* **Your instructions**: Quote all of the data exactly as given. Skip every picture it contains.

* start *

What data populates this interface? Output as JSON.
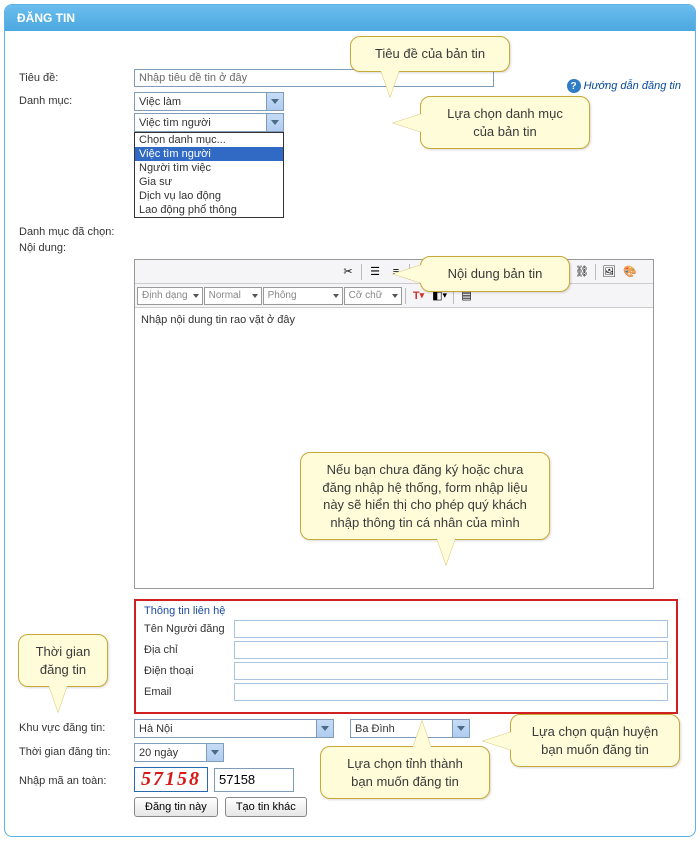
{
  "panel": {
    "title": "ĐĂNG TIN"
  },
  "help": {
    "label": "Hướng dẫn đăng tin"
  },
  "fields": {
    "title_label": "Tiêu đề:",
    "title_placeholder": "Nhập tiêu đề tin ở đây",
    "category_label": "Danh mục:",
    "category1_value": "Việc làm",
    "category2_value": "Việc tìm người",
    "dropdown": {
      "items": [
        "Chọn danh mục...",
        "Việc tìm người",
        "Người tìm việc",
        "Gia sư",
        "Dịch vụ lao động",
        "Lao động phổ thông"
      ],
      "selected": "Việc tìm người"
    },
    "selected_category_label": "Danh mục đã chọn:",
    "content_label": "Nội dung:",
    "content_placeholder": "Nhập nội dung tin rao vặt ở đây"
  },
  "toolbar": {
    "format_combo": "Định dạng",
    "normal_combo": "Normal",
    "font_combo": "Phông",
    "size_combo": "Cỡ chữ"
  },
  "contact": {
    "legend": "Thông tin liên hệ",
    "name_label": "Tên Người đăng",
    "address_label": "Địa chỉ",
    "phone_label": "Điện thoại",
    "email_label": "Email"
  },
  "region": {
    "label": "Khu vực đăng tin:",
    "province_value": "Hà Nội",
    "district_value": "Ba Đình"
  },
  "duration": {
    "label": "Thời gian đăng tin:",
    "value": "20 ngày"
  },
  "captcha": {
    "label": "Nhập mã an toàn:",
    "image_code": "57158",
    "input_value": "57158"
  },
  "buttons": {
    "submit": "Đăng tin này",
    "reset": "Tạo tin khác"
  },
  "callouts": {
    "title": "Tiêu đề của bản tin",
    "category": "Lựa chọn danh mục của bản tin",
    "content": "Nội dung bản tin",
    "contact": "Nếu bạn chưa đăng ký hoặc chưa đăng nhập hệ thống, form nhập liệu này sẽ hiển thị cho phép quý khách nhập thông tin cá nhân của mình",
    "duration": "Thời gian đăng tin",
    "province": "Lựa chọn tỉnh thành bạn muốn đăng tin",
    "district": "Lựa chọn quận huyện bạn muốn đăng tin"
  }
}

* end *

* **Finished task**:
What data populates this interface? Output as JSON.
{
  "panel": {
    "title": "ĐĂNG TIN"
  },
  "help": {
    "label": "Hướng dẫn đăng tin"
  },
  "fields": {
    "title_label": "Tiêu đề:",
    "title_placeholder": "Nhập tiêu đề tin ở đây",
    "category_label": "Danh mục:",
    "category1_value": "Việc làm",
    "category2_value": "Việc tìm người",
    "dropdown": {
      "items": [
        "Chọn danh mục...",
        "Việc tìm người",
        "Người tìm việc",
        "Gia sư",
        "Dịch vụ lao động",
        "Lao động phổ thông"
      ],
      "selected": "Việc tìm người"
    },
    "selected_category_label": "Danh mục đã chọn:",
    "content_label": "Nội dung:",
    "content_placeholder": "Nhập nội dung tin rao vặt ở đây"
  },
  "toolbar": {
    "format_combo": "Định dạng",
    "normal_combo": "Normal",
    "font_combo": "Phông",
    "size_combo": "Cỡ chữ"
  },
  "contact": {
    "legend": "Thông tin liên hệ",
    "name_label": "Tên Người đăng",
    "address_label": "Địa chỉ",
    "phone_label": "Điện thoại",
    "email_label": "Email"
  },
  "region": {
    "label": "Khu vực đăng tin:",
    "province_value": "Hà Nội",
    "district_value": "Ba Đình"
  },
  "duration": {
    "label": "Thời gian đăng tin:",
    "value": "20 ngày"
  },
  "captcha": {
    "label": "Nhập mã an toàn:",
    "image_code": "57158",
    "input_value": "57158"
  },
  "buttons": {
    "submit": "Đăng tin này",
    "reset": "Tạo tin khác"
  },
  "callouts": {
    "title": "Tiêu đề của bản tin",
    "category": "Lựa chọn danh mục của bản tin",
    "content": "Nội dung bản tin",
    "contact": "Nếu bạn chưa đăng ký hoặc chưa đăng nhập hệ thống, form nhập liệu này sẽ hiển thị cho phép quý khách nhập thông tin cá nhân của mình",
    "duration": "Thời gian đăng tin",
    "province": "Lựa chọn tỉnh thành bạn muốn đăng tin",
    "district": "Lựa chọn quận huyện bạn muốn đăng tin"
  }
}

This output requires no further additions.